→ **Work to complete**
- a) Using the shortcake text below, answer each question on its own line, marked the same way.
(i) Which weekend does the writer say always calls for shortcake?
(ii) What does the writer say the store-bought yellow cakes are shaped like?
(iii) Where in the store are those cakes conveniently stationed?
- b) Decide whether each statement below agrees with the shortcake text, answering yes or no and quoting the words of the text that settle it.
(i) The writer considers the packaged yellow cakes a true shortcake.
(ii) The packaged yellow cakes are sold in a cellophane package.
(iii) The writer claims never to have eaten those cakes as a kid.

Berry Shortcake has Arrived . . . Is it Summer Yet?


Memorial Day weekend always calls for shortcake, with berries of one's choice.

And I'm not talking about those rubbery little yellow cakes, shaped like miniature swimming pools, that you can buy in a cellophane package at the grocery store. No ma'am. Those atrocities always seem to surface this time of year, conveniently stationed near the strawberries in the produce department. They're a pathetic and feeble excuse for a true shortcake. When you see them in the store just keep walking--don't look back. Didn't you have to eat enough of those as a kid? I know I did. (What do you suppose our mothers were thinking? Maybe the Apollo astronauts ate them in space?? I don't know . . . there had to be a reason. I know my mom could bake . . . maybe she was too tired to bake shortcake? Is that possible? Guess we'll never know.) Anyway, I digress, yet again. Forgive me.

→ **Recorded information**
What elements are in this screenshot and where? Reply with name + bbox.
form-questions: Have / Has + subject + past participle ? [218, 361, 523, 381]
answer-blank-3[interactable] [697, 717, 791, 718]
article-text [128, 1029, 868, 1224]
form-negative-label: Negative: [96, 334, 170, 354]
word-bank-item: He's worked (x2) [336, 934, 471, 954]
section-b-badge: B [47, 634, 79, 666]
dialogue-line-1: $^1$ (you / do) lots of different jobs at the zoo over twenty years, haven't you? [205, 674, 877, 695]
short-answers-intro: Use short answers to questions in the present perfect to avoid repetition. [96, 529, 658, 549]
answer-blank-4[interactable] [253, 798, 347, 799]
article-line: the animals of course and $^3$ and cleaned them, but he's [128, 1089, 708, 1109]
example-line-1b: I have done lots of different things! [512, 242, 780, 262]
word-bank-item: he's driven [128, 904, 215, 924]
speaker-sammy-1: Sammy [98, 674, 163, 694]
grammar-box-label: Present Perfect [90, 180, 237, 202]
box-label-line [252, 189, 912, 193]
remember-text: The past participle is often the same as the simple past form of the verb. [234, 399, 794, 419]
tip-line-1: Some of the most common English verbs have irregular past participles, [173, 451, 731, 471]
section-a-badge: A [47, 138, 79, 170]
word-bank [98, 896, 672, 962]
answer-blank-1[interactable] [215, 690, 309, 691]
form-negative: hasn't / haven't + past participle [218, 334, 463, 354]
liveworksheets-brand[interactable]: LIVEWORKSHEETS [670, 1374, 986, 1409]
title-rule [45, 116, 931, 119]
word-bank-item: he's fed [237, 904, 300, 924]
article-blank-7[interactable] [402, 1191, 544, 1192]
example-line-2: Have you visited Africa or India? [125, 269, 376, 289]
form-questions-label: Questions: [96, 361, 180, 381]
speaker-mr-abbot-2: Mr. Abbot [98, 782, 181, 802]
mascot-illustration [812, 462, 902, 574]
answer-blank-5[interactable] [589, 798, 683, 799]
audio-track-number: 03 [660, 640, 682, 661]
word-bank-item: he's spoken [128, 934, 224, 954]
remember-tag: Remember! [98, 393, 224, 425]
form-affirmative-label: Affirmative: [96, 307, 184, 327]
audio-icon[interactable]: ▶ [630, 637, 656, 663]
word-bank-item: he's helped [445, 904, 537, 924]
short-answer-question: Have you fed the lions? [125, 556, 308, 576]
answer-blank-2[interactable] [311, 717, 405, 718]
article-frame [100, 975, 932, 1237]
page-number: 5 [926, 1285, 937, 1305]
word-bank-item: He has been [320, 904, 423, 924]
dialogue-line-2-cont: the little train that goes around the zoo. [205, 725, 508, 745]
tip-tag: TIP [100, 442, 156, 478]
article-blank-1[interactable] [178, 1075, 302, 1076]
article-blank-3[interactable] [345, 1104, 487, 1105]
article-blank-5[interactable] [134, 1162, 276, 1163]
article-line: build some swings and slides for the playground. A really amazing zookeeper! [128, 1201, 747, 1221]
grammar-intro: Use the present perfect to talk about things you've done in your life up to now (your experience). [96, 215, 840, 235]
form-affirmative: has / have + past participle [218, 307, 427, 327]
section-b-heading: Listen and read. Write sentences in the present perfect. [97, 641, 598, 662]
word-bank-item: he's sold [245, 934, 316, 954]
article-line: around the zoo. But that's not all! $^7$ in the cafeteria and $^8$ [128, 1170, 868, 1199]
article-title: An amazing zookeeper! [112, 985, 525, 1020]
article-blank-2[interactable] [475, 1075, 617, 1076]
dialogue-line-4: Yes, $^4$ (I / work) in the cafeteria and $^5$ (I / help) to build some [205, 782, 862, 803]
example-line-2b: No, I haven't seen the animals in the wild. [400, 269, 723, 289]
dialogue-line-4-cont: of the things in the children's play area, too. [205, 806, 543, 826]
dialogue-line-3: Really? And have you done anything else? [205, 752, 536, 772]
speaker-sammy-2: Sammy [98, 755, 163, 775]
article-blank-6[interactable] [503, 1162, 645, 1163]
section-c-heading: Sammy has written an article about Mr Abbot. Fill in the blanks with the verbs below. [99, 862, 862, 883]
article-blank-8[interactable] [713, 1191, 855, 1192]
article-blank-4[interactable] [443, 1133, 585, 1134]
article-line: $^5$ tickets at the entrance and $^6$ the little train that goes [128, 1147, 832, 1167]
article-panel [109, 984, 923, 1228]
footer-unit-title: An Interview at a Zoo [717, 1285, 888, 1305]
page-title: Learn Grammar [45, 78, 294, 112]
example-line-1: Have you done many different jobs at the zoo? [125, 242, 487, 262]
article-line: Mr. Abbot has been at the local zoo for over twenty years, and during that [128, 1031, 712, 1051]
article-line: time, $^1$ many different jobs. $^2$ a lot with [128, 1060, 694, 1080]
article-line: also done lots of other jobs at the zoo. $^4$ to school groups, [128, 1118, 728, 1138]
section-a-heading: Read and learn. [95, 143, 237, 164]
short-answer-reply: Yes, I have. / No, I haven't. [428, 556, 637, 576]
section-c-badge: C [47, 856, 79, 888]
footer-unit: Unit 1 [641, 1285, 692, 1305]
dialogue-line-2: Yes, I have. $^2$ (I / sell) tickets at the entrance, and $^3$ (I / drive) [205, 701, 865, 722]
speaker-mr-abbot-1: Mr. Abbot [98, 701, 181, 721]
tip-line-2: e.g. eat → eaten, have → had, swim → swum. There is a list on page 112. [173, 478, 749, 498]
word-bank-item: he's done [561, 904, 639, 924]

→ **Set of answers**
- a)
(i) Memorial Day weekend.
(ii) Miniature swimming pools.
(iii) Near the strawberries in the produce department.

- b)
(i) No: "They're a pathetic and feeble excuse for a true shortcake."
(ii) Yes: "that you can buy in a cellophane package at the grocery store"
(iii) No: "Didn't you have to eat enough of those as a kid? I know I did."